LESETEXT:
——

Unter welchen Bedingungen leben die Flüchtlinge und Migranten in den Lagern auf den griechischen Ägäis-Inseln, wie tragen Rüstungsexporte aus Deutschland in die Türkei zu Fluchtursachen bei, und welche Rüstungsunternehmen verdienen daran, dass die Europäische Union ihren Grenzschutz seit Jahren militärisch ausbaut? Diesen Fragen widmet sich eine Broschüre der Evangelischen Arbeitsgemeinschaft für Kriegsdienstverweigerung und Frieden (EAK), die Ende Mai in Frankfurt sowie im Juni auf dem Evangelischen Kirchentag in Dortmund vorgestellt wird.
Herzstück der Broschüre, an der verschiedene Landeskirchen mitgearbeitet haben, ist eine detaillierte Analyse, wie die EU an ihren Außengrenzen aufrüstet. Demnach begann der Ausbau des EU-Grenzschutzes 2004 mit der Gründung von Frontex. Seitdem hat sich das Budget der Agentur von weniger als 20 Millionen Euro im Jahr auf über 280 Millionen Euro jährlich mehr als verzehnfacht, ebenso wie das Personal, das von 45 auf 541 im Jahr 2017 erhöht wurde.

——

DATENZEILEN:
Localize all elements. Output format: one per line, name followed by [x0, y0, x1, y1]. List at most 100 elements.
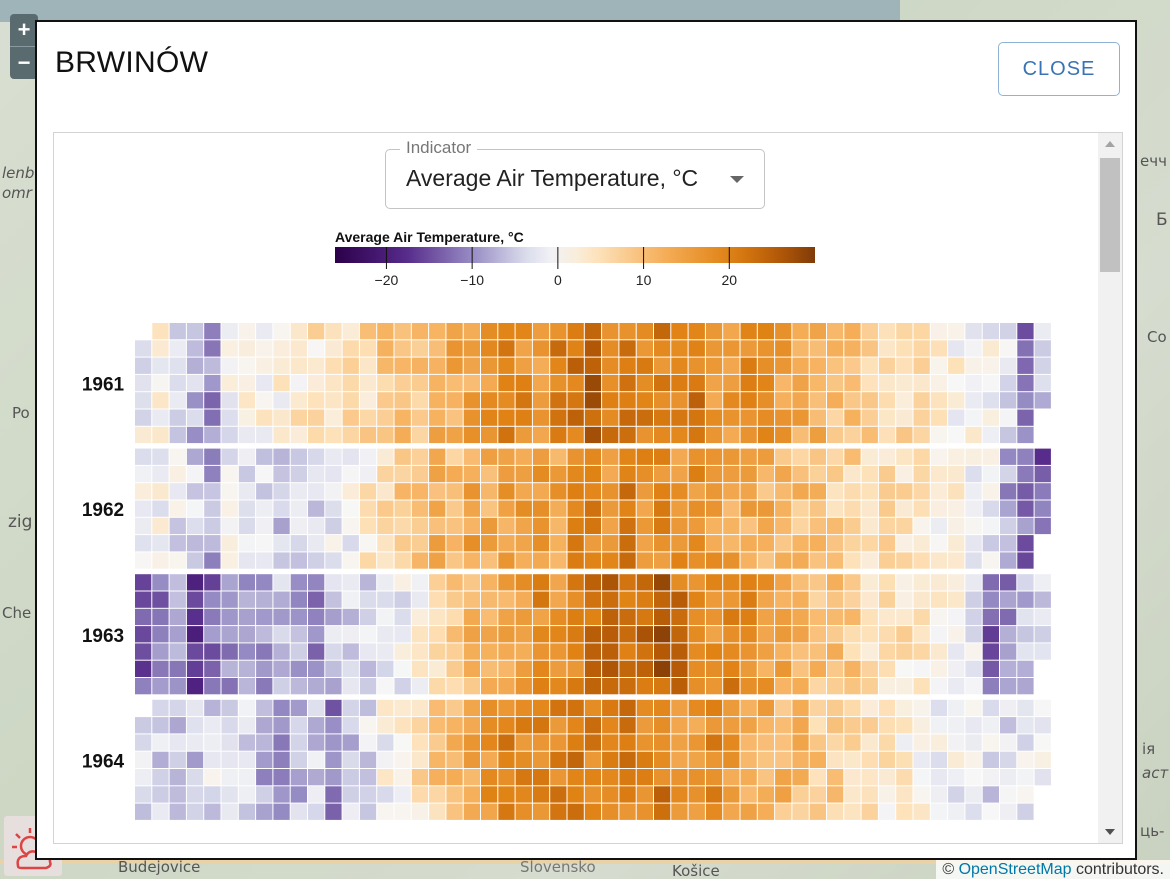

——

Führe den Lesetext über die Broschüre zur militärischen Aufrüstung der EU-Außengrenzen im Anschluss an seinen letzten Satz weiter.

ANTWORT:
Ein neuer, großer Markt für die Rüstungsindustrie
Zusätzlich zu den Mitteln für Frontex gibt es heute eine Vielzahl von teilweise milliardenschweren Finanztöpfen, aus denen die EU die Abschottung ihrer Außengrenzen finanziert. Entstanden ist in der Folge ein neuer, großer Markt für die Rüstungsindustrie, auch die deutsche. Laut der Analyse sehen die Unternehmen zum einen die Chance, bereits vorhandenes militärisches Gerät wie Radarsysteme oder gepanzerte Fahrzeuge umzubauen und an die Bedürfnisse von Polizei und Grenzschutzbehörden anzupassen.
Zum anderen spekulieren sie auf neue lukrative Geschäfte. Im Mittelpunkt stehen drei Bereiche: moderne, sichere Kommunikationstechnologien; Aufklärungs- und Überwachungssysteme mit großer Reichweite, die teilweise Fußgänger bis über 20 Kilometer weit orten können; und die Automatisierung solcher Überwachungstechnologie, etwa mithilfe von Drohnen, die rund um die Uhr im Einsatz sind.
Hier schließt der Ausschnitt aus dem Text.